— Aim of the task —
Every line of the data that contains the string "value" must be copied.

Stored dataset items:
================================
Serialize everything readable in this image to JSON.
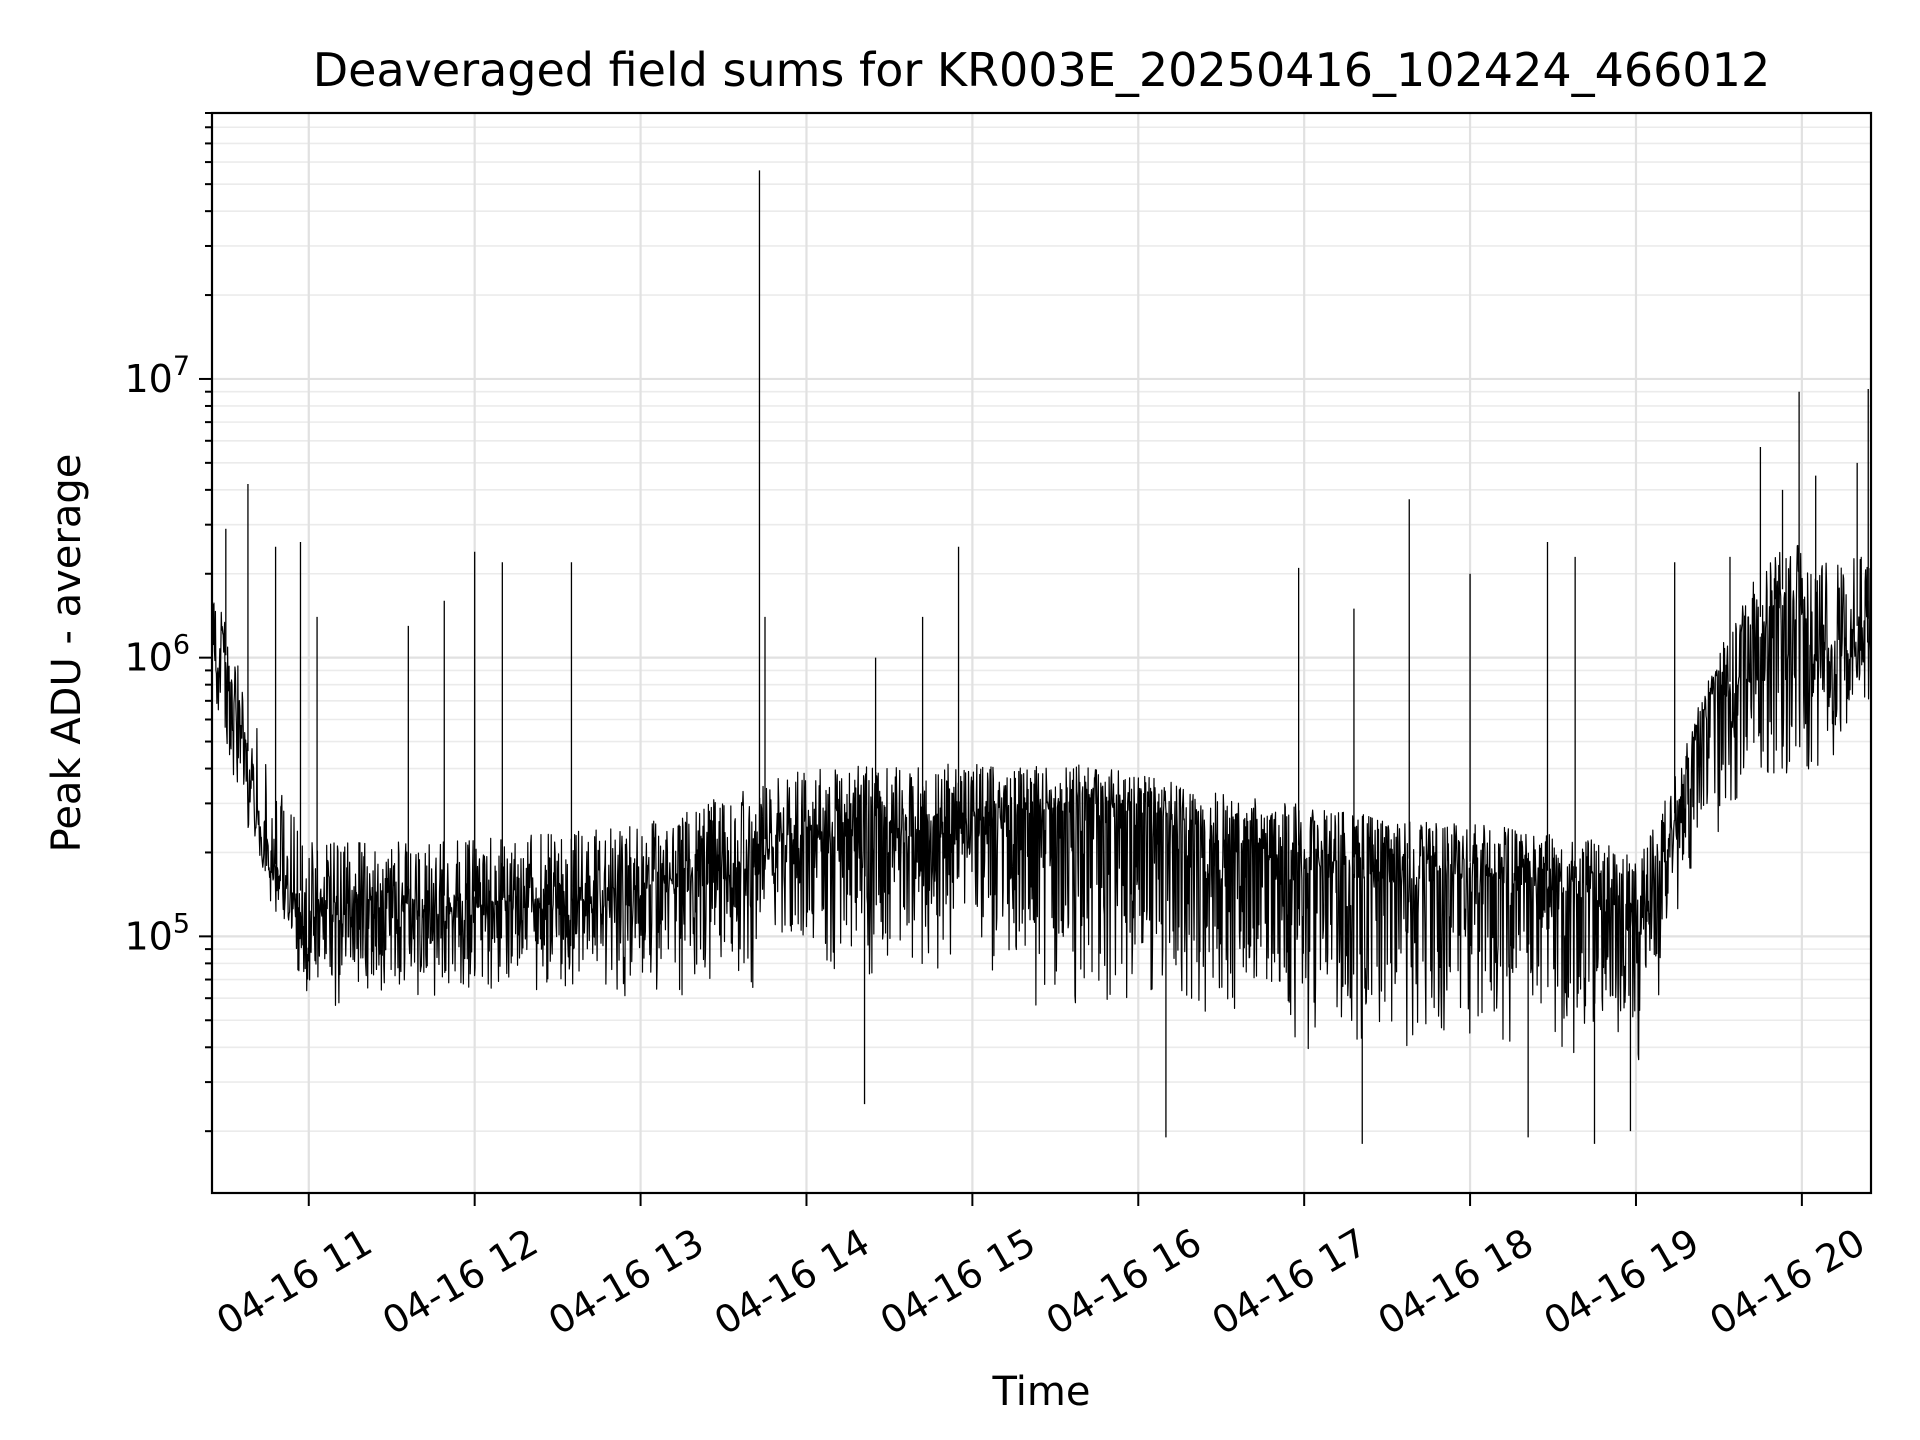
{
  "chart_data": {
    "type": "line",
    "title": "Deaveraged field sums for KR003E_20250416_102424_466012",
    "xlabel": "Time",
    "ylabel": "Peak ADU - average",
    "yscale": "log",
    "grid": true,
    "ylim": [
      12000,
      90000000
    ],
    "xlim": [
      "2025-04-16 10:25",
      "2025-04-16 20:25"
    ],
    "x_ticks": [
      "04-16 11",
      "04-16 12",
      "04-16 13",
      "04-16 14",
      "04-16 15",
      "04-16 16",
      "04-16 17",
      "04-16 18",
      "04-16 19",
      "04-16 20"
    ],
    "y_ticks": [
      {
        "base": "10",
        "exp": "5",
        "value": 100000
      },
      {
        "base": "10",
        "exp": "6",
        "value": 1000000
      },
      {
        "base": "10",
        "exp": "7",
        "value": 10000000
      }
    ],
    "series": [
      {
        "color": "#000000",
        "x": [
          "2025-04-16 10:25",
          "2025-04-16 10:27",
          "2025-04-16 10:29",
          "2025-04-16 10:31",
          "2025-04-16 10:33",
          "2025-04-16 10:35",
          "2025-04-16 10:40",
          "2025-04-16 10:45",
          "2025-04-16 10:50",
          "2025-04-16 10:55",
          "2025-04-16 11:00",
          "2025-04-16 11:10",
          "2025-04-16 11:20",
          "2025-04-16 11:30",
          "2025-04-16 11:40",
          "2025-04-16 11:50",
          "2025-04-16 12:00",
          "2025-04-16 12:10",
          "2025-04-16 12:20",
          "2025-04-16 12:30",
          "2025-04-16 12:40",
          "2025-04-16 12:50",
          "2025-04-16 13:00",
          "2025-04-16 13:10",
          "2025-04-16 13:20",
          "2025-04-16 13:30",
          "2025-04-16 13:40",
          "2025-04-16 13:44",
          "2025-04-16 13:50",
          "2025-04-16 14:00",
          "2025-04-16 14:10",
          "2025-04-16 14:20",
          "2025-04-16 14:30",
          "2025-04-16 14:40",
          "2025-04-16 14:50",
          "2025-04-16 15:00",
          "2025-04-16 15:10",
          "2025-04-16 15:20",
          "2025-04-16 15:30",
          "2025-04-16 15:40",
          "2025-04-16 15:50",
          "2025-04-16 16:00",
          "2025-04-16 16:10",
          "2025-04-16 16:20",
          "2025-04-16 16:30",
          "2025-04-16 16:40",
          "2025-04-16 16:50",
          "2025-04-16 17:00",
          "2025-04-16 17:10",
          "2025-04-16 17:20",
          "2025-04-16 17:30",
          "2025-04-16 17:40",
          "2025-04-16 17:50",
          "2025-04-16 18:00",
          "2025-04-16 18:10",
          "2025-04-16 18:20",
          "2025-04-16 18:30",
          "2025-04-16 18:40",
          "2025-04-16 18:50",
          "2025-04-16 19:00",
          "2025-04-16 19:05",
          "2025-04-16 19:10",
          "2025-04-16 19:15",
          "2025-04-16 19:20",
          "2025-04-16 19:25",
          "2025-04-16 19:30",
          "2025-04-16 19:35",
          "2025-04-16 19:40",
          "2025-04-16 19:45",
          "2025-04-16 19:50",
          "2025-04-16 19:55",
          "2025-04-16 20:00",
          "2025-04-16 20:05",
          "2025-04-16 20:10",
          "2025-04-16 20:15",
          "2025-04-16 20:20",
          "2025-04-16 20:25"
        ],
        "y": [
          1500000,
          900000,
          1300000,
          800000,
          1000000,
          700000,
          350000,
          200000,
          170000,
          150000,
          140000,
          140000,
          145000,
          145000,
          140000,
          140000,
          145000,
          150000,
          150000,
          150000,
          150000,
          155000,
          160000,
          170000,
          190000,
          200000,
          210000,
          220000,
          240000,
          250000,
          260000,
          270000,
          270000,
          270000,
          280000,
          290000,
          300000,
          310000,
          320000,
          330000,
          320000,
          300000,
          280000,
          260000,
          240000,
          230000,
          220000,
          210000,
          200000,
          190000,
          190000,
          190000,
          185000,
          185000,
          180000,
          180000,
          170000,
          160000,
          140000,
          130000,
          140000,
          200000,
          300000,
          500000,
          700000,
          900000,
          800000,
          1000000,
          1400000,
          1700000,
          1800000,
          1600000,
          1300000,
          1100000,
          1200000,
          1300000,
          1400000
        ]
      }
    ],
    "noise_envelope": {
      "x": [
        "2025-04-16 10:25",
        "2025-04-16 10:40",
        "2025-04-16 11:00",
        "2025-04-16 12:00",
        "2025-04-16 13:00",
        "2025-04-16 14:00",
        "2025-04-16 15:00",
        "2025-04-16 15:30",
        "2025-04-16 16:00",
        "2025-04-16 16:30",
        "2025-04-16 17:00",
        "2025-04-16 17:30",
        "2025-04-16 18:00",
        "2025-04-16 18:30",
        "2025-04-16 19:00",
        "2025-04-16 19:20",
        "2025-04-16 19:40",
        "2025-04-16 20:00",
        "2025-04-16 20:25"
      ],
      "low": [
        600000,
        200000,
        55000,
        55000,
        55000,
        65000,
        70000,
        45000,
        45000,
        40000,
        35000,
        32000,
        35000,
        33000,
        30000,
        150000,
        300000,
        300000,
        600000
      ],
      "high": [
        2000000,
        1000000,
        300000,
        300000,
        350000,
        550000,
        550000,
        500000,
        450000,
        400000,
        380000,
        350000,
        320000,
        300000,
        280000,
        600000,
        2500000,
        3500000,
        3500000
      ]
    },
    "spikes": [
      {
        "x": "2025-04-16 10:30",
        "y": 2900000
      },
      {
        "x": "2025-04-16 10:38",
        "y": 4200000
      },
      {
        "x": "2025-04-16 10:48",
        "y": 2500000
      },
      {
        "x": "2025-04-16 10:57",
        "y": 2600000
      },
      {
        "x": "2025-04-16 11:03",
        "y": 1400000
      },
      {
        "x": "2025-04-16 11:36",
        "y": 1300000
      },
      {
        "x": "2025-04-16 11:49",
        "y": 1600000
      },
      {
        "x": "2025-04-16 12:00",
        "y": 2400000
      },
      {
        "x": "2025-04-16 12:10",
        "y": 2200000
      },
      {
        "x": "2025-04-16 12:35",
        "y": 2200000
      },
      {
        "x": "2025-04-16 13:43",
        "y": 56000000
      },
      {
        "x": "2025-04-16 13:45",
        "y": 1400000
      },
      {
        "x": "2025-04-16 14:25",
        "y": 1000000
      },
      {
        "x": "2025-04-16 14:42",
        "y": 1400000
      },
      {
        "x": "2025-04-16 14:55",
        "y": 2500000
      },
      {
        "x": "2025-04-16 16:58",
        "y": 2100000
      },
      {
        "x": "2025-04-16 17:18",
        "y": 1500000
      },
      {
        "x": "2025-04-16 17:38",
        "y": 3700000
      },
      {
        "x": "2025-04-16 18:00",
        "y": 2000000
      },
      {
        "x": "2025-04-16 18:28",
        "y": 2600000
      },
      {
        "x": "2025-04-16 18:38",
        "y": 2300000
      },
      {
        "x": "2025-04-16 19:14",
        "y": 2200000
      },
      {
        "x": "2025-04-16 19:34",
        "y": 2300000
      },
      {
        "x": "2025-04-16 19:45",
        "y": 5700000
      },
      {
        "x": "2025-04-16 19:53",
        "y": 4000000
      },
      {
        "x": "2025-04-16 19:59",
        "y": 9000000
      },
      {
        "x": "2025-04-16 20:05",
        "y": 4500000
      },
      {
        "x": "2025-04-16 20:20",
        "y": 5000000
      },
      {
        "x": "2025-04-16 20:24",
        "y": 9200000
      }
    ],
    "dips": [
      {
        "x": "2025-04-16 14:21",
        "y": 25000
      },
      {
        "x": "2025-04-16 16:10",
        "y": 19000
      },
      {
        "x": "2025-04-16 17:21",
        "y": 18000
      },
      {
        "x": "2025-04-16 18:21",
        "y": 19000
      },
      {
        "x": "2025-04-16 18:45",
        "y": 18000
      },
      {
        "x": "2025-04-16 18:58",
        "y": 20000
      }
    ]
  }
}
================================
— Answer to this problem —
        "value": 100000
        "value": 1000000
        "value": 10000000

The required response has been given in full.